**About this task**
Wherever a line in the records below contains "VITAMIN", copy that line.

**Data for analysis**
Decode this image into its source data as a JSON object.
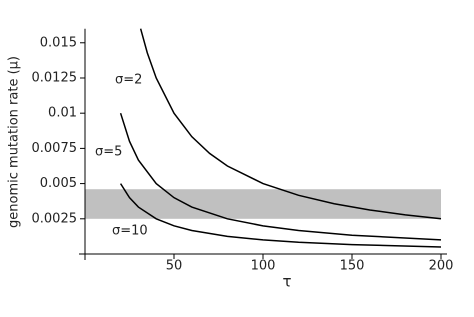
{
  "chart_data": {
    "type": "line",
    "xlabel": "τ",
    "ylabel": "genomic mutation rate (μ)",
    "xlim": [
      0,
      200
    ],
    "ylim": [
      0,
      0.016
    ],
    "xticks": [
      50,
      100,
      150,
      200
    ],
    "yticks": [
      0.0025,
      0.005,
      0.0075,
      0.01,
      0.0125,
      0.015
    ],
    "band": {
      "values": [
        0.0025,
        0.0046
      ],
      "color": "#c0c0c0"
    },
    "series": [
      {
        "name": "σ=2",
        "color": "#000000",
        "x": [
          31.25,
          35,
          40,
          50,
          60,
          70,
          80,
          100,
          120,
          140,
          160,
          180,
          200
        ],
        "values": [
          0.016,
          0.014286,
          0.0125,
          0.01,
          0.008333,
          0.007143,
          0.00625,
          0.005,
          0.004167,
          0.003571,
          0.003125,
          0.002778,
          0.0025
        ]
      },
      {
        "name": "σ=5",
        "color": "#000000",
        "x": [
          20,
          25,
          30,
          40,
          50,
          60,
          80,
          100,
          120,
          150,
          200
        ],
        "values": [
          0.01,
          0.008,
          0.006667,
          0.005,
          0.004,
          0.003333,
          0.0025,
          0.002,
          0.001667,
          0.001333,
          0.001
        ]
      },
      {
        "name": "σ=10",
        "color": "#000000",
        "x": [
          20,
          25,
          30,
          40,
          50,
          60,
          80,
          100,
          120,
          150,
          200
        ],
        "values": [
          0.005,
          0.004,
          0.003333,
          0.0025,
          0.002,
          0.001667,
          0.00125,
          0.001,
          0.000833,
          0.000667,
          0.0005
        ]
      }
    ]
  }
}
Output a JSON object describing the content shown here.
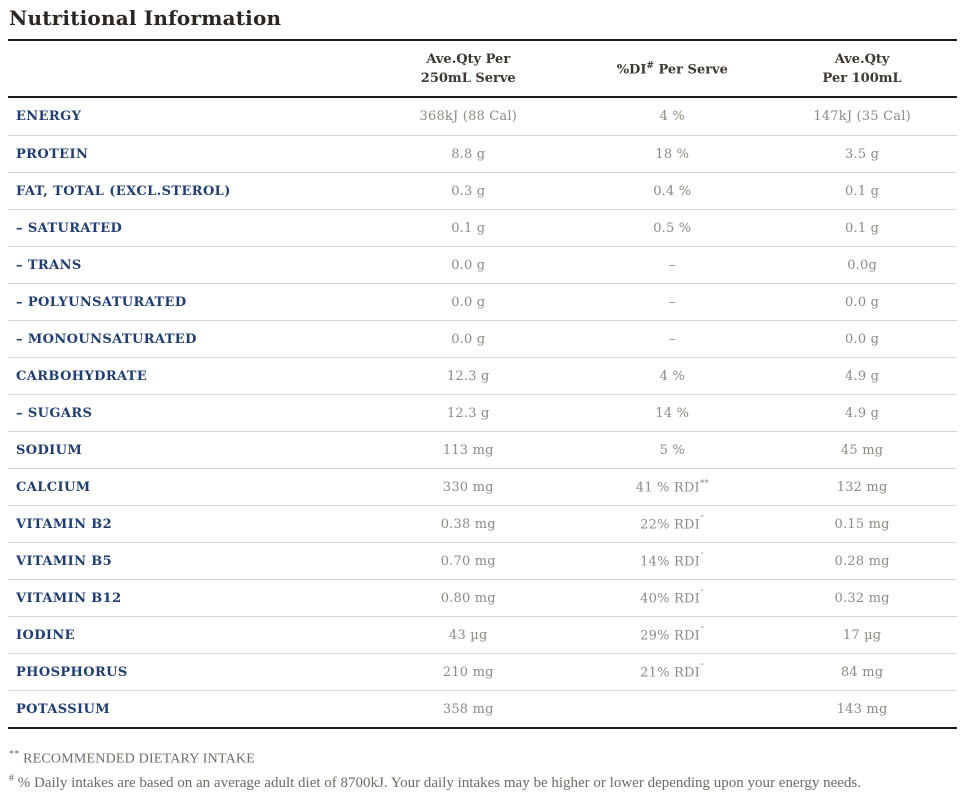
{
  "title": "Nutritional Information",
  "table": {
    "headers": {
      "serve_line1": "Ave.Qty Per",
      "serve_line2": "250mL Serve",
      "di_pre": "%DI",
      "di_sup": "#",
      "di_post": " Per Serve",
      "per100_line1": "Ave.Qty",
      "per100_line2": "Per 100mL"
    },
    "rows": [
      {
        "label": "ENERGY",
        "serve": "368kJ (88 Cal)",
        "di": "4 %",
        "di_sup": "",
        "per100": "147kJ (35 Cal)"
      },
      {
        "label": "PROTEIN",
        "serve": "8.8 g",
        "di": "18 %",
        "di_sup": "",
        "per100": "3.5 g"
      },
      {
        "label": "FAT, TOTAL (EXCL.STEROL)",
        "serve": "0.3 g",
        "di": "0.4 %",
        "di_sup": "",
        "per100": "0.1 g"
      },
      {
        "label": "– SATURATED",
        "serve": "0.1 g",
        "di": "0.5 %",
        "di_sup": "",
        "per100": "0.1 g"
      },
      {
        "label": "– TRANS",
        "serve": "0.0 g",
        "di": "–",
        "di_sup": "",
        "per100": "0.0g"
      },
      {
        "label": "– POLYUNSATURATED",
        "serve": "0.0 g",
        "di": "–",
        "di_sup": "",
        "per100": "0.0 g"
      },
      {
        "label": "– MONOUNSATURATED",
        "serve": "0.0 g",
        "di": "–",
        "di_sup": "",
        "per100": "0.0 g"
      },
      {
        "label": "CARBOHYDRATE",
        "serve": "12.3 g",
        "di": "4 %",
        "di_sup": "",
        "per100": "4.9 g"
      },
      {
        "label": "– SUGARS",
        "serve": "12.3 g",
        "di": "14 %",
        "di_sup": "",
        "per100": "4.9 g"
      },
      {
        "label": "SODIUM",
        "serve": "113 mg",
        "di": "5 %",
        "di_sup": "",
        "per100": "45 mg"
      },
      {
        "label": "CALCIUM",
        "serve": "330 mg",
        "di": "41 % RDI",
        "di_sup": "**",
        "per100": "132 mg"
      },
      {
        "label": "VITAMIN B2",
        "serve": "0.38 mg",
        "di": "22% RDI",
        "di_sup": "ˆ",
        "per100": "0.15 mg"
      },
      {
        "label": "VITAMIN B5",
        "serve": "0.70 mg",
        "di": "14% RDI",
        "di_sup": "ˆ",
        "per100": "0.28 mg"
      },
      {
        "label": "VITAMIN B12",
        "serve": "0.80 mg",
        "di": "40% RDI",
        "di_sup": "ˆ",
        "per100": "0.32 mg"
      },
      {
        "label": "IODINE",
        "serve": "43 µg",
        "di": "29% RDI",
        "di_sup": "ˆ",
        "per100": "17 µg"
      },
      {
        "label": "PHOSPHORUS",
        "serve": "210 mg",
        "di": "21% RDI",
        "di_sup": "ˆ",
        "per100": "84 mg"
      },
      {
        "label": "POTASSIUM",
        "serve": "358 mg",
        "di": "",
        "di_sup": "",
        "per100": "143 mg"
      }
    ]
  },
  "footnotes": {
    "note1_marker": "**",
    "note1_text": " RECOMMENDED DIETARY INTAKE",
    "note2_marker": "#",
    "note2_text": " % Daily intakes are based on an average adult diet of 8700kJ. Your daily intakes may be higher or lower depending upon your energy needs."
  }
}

**Answer to the problem**
        "label": "VITAMIN B2",
        "label": "VITAMIN B5",
        "label": "VITAMIN B12",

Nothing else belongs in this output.